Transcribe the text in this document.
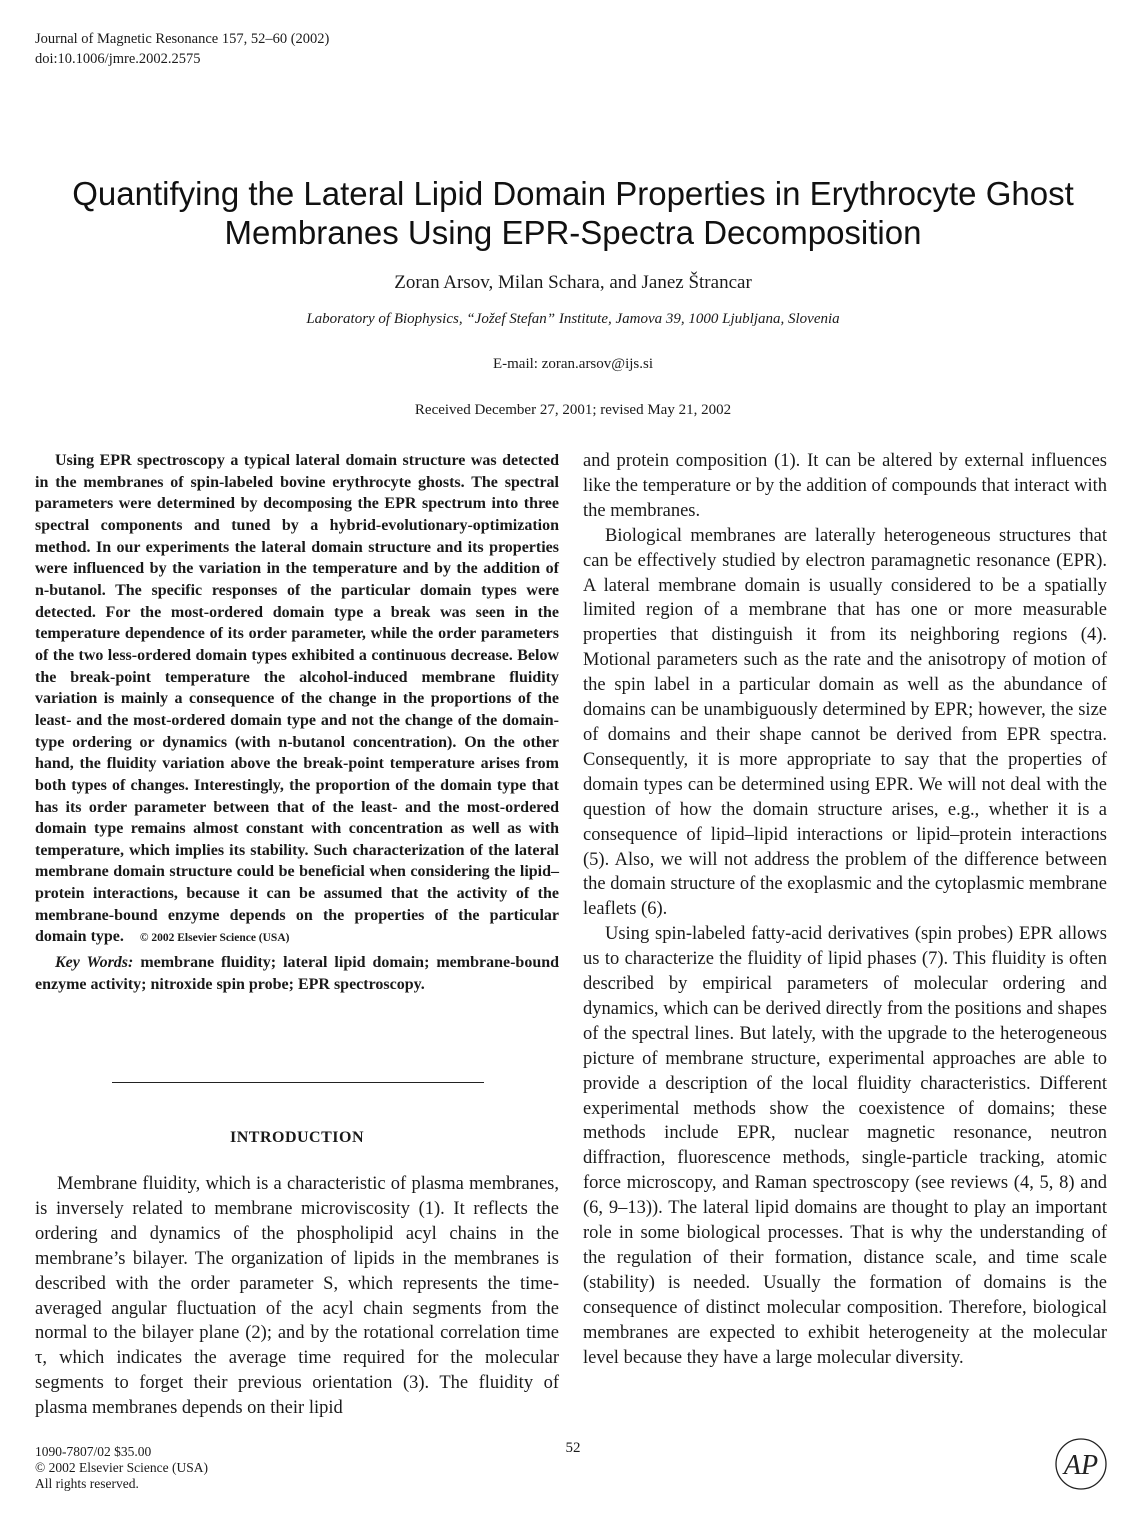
Journal of Magnetic Resonance 157, 52–60 (2002)
doi:10.1006/jmre.2002.2575
Quantifying the Lateral Lipid Domain Properties in Erythrocyte Ghost Membranes Using EPR-Spectra Decomposition
Zoran Arsov, Milan Schara, and Janez Štrancar
Laboratory of Biophysics, “Jožef Stefan” Institute, Jamova 39, 1000 Ljubljana, Slovenia
E-mail: zoran.arsov@ijs.si
Received December 27, 2001; revised May 21, 2002

Using EPR spectroscopy a typical lateral domain structure was detected in the membranes of spin-labeled bovine erythrocyte ghosts. The spectral parameters were determined by decomposing the EPR spectrum into three spectral components and tuned by a hybrid-evolutionary-optimization method. In our experiments the lateral domain structure and its properties were influenced by the variation in the temperature and by the addition of n-butanol. The specific responses of the particular domain types were detected. For the most-ordered domain type a break was seen in the temperature dependence of its order parameter, while the order parameters of the two less-ordered domain types exhibited a continuous decrease. Below the break-point temperature the alcohol-induced membrane fluidity variation is mainly a consequence of the change in the proportions of the least- and the most-ordered domain type and not the change of the domain-type ordering or dynamics (with n-butanol concentration). On the other hand, the fluidity variation above the break-point temperature arises from both types of changes. Interestingly, the proportion of the domain type that has its order parameter between that of the least- and the most-ordered domain type remains almost constant with concentration as well as with temperature, which implies its stability. Such characterization of the lateral membrane domain structure could be beneficial when considering the lipid–protein interactions, because it can be assumed that the activity of the membrane-bound enzyme depends on the properties of the particular domain type. © 2002 Elsevier Science (USA)

Key Words: membrane fluidity; lateral lipid domain; membrane-bound enzyme activity; nitroxide spin probe; EPR spectroscopy.
INTRODUCTION

Membrane fluidity, which is a characteristic of plasma membranes, is inversely related to membrane microviscosity (1). It reflects the ordering and dynamics of the phospholipid acyl chains in the membrane’s bilayer. The organization of lipids in the membranes is described with the order parameter S, which represents the time-averaged angular fluctuation of the acyl chain segments from the normal to the bilayer plane (2); and by the rotational correlation time τ, which indicates the average time required for the molecular segments to forget their previous orientation (3). The fluidity of plasma membranes depends on their lipid

and protein composition (1). It can be altered by external influences like the temperature or by the addition of compounds that interact with the membranes.

Biological membranes are laterally heterogeneous structures that can be effectively studied by electron paramagnetic resonance (EPR). A lateral membrane domain is usually considered to be a spatially limited region of a membrane that has one or more measurable properties that distinguish it from its neighboring regions (4). Motional parameters such as the rate and the anisotropy of motion of the spin label in a particular domain as well as the abundance of domains can be unambiguously determined by EPR; however, the size of domains and their shape cannot be derived from EPR spectra. Consequently, it is more appropriate to say that the properties of domain types can be determined using EPR. We will not deal with the question of how the domain structure arises, e.g., whether it is a consequence of lipid–lipid interactions or lipid–protein interactions (5). Also, we will not address the problem of the difference between the domain structure of the exoplasmic and the cytoplasmic membrane leaflets (6).

Using spin-labeled fatty-acid derivatives (spin probes) EPR allows us to characterize the fluidity of lipid phases (7). This fluidity is often described by empirical parameters of molecular ordering and dynamics, which can be derived directly from the positions and shapes of the spectral lines. But lately, with the upgrade to the heterogeneous picture of membrane structure, experimental approaches are able to provide a description of the local fluidity characteristics. Different experimental methods show the coexistence of domains; these methods include EPR, nuclear magnetic resonance, neutron diffraction, fluorescence methods, single-particle tracking, atomic force microscopy, and Raman spectroscopy (see reviews (4, 5, 8) and (6, 9–13)). The lateral lipid domains are thought to play an important role in some biological processes. That is why the understanding of the regulation of their formation, distance scale, and time scale (stability) is needed. Usually the formation of domains is the consequence of distinct molecular composition. Therefore, biological membranes are expected to exhibit heterogeneity at the molecular level because they have a large molecular diversity.

52
1090-7807/02 $35.00
© 2002 Elsevier Science (USA)
All rights reserved.
AP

:::

» **WHAT THIS TASK INVOLVES**:
Give back the material word for word, leaving out its pictures.

» **RESPONSE TO THE EXERCISE**:
Transcribe the text in this document.
Journal of Magnetic Resonance 157, 52–60 (2002)
doi:10.1006/jmre.2002.2575
Quantifying the Lateral Lipid Domain Properties in Erythrocyte Ghost Membranes Using EPR-Spectra Decomposition
Zoran Arsov, Milan Schara, and Janez Štrancar
Laboratory of Biophysics, “Jožef Stefan” Institute, Jamova 39, 1000 Ljubljana, Slovenia
E-mail: zoran.arsov@ijs.si
Received December 27, 2001; revised May 21, 2002

Using EPR spectroscopy a typical lateral domain structure was detected in the membranes of spin-labeled bovine erythrocyte ghosts. The spectral parameters were determined by decomposing the EPR spectrum into three spectral components and tuned by a hybrid-evolutionary-optimization method. In our experiments the lateral domain structure and its properties were influenced by the variation in the temperature and by the addition of n-butanol. The specific responses of the particular domain types were detected. For the most-ordered domain type a break was seen in the temperature dependence of its order parameter, while the order parameters of the two less-ordered domain types exhibited a continuous decrease. Below the break-point temperature the alcohol-induced membrane fluidity variation is mainly a consequence of the change in the proportions of the least- and the most-ordered domain type and not the change of the domain-type ordering or dynamics (with n-butanol concentration). On the other hand, the fluidity variation above the break-point temperature arises from both types of changes. Interestingly, the proportion of the domain type that has its order parameter between that of the least- and the most-ordered domain type remains almost constant with concentration as well as with temperature, which implies its stability. Such characterization of the lateral membrane domain structure could be beneficial when considering the lipid–protein interactions, because it can be assumed that the activity of the membrane-bound enzyme depends on the properties of the particular domain type. © 2002 Elsevier Science (USA)

Key Words: membrane fluidity; lateral lipid domain; membrane-bound enzyme activity; nitroxide spin probe; EPR spectroscopy.
INTRODUCTION

Membrane fluidity, which is a characteristic of plasma membranes, is inversely related to membrane microviscosity (1). It reflects the ordering and dynamics of the phospholipid acyl chains in the membrane’s bilayer. The organization of lipids in the membranes is described with the order parameter S, which represents the time-averaged angular fluctuation of the acyl chain segments from the normal to the bilayer plane (2); and by the rotational correlation time τ, which indicates the average time required for the molecular segments to forget their previous orientation (3). The fluidity of plasma membranes depends on their lipid

and protein composition (1). It can be altered by external influences like the temperature or by the addition of compounds that interact with the membranes.

Biological membranes are laterally heterogeneous structures that can be effectively studied by electron paramagnetic resonance (EPR). A lateral membrane domain is usually considered to be a spatially limited region of a membrane that has one or more measurable properties that distinguish it from its neighboring regions (4). Motional parameters such as the rate and the anisotropy of motion of the spin label in a particular domain as well as the abundance of domains can be unambiguously determined by EPR; however, the size of domains and their shape cannot be derived from EPR spectra. Consequently, it is more appropriate to say that the properties of domain types can be determined using EPR. We will not deal with the question of how the domain structure arises, e.g., whether it is a consequence of lipid–lipid interactions or lipid–protein interactions (5). Also, we will not address the problem of the difference between the domain structure of the exoplasmic and the cytoplasmic membrane leaflets (6).

Using spin-labeled fatty-acid derivatives (spin probes) EPR allows us to characterize the fluidity of lipid phases (7). This fluidity is often described by empirical parameters of molecular ordering and dynamics, which can be derived directly from the positions and shapes of the spectral lines. But lately, with the upgrade to the heterogeneous picture of membrane structure, experimental approaches are able to provide a description of the local fluidity characteristics. Different experimental methods show the coexistence of domains; these methods include EPR, nuclear magnetic resonance, neutron diffraction, fluorescence methods, single-particle tracking, atomic force microscopy, and Raman spectroscopy (see reviews (4, 5, 8) and (6, 9–13)). The lateral lipid domains are thought to play an important role in some biological processes. That is why the understanding of the regulation of their formation, distance scale, and time scale (stability) is needed. Usually the formation of domains is the consequence of distinct molecular composition. Therefore, biological membranes are expected to exhibit heterogeneity at the molecular level because they have a large molecular diversity.

52
1090-7807/02 $35.00
© 2002 Elsevier Science (USA)
All rights reserved.
AP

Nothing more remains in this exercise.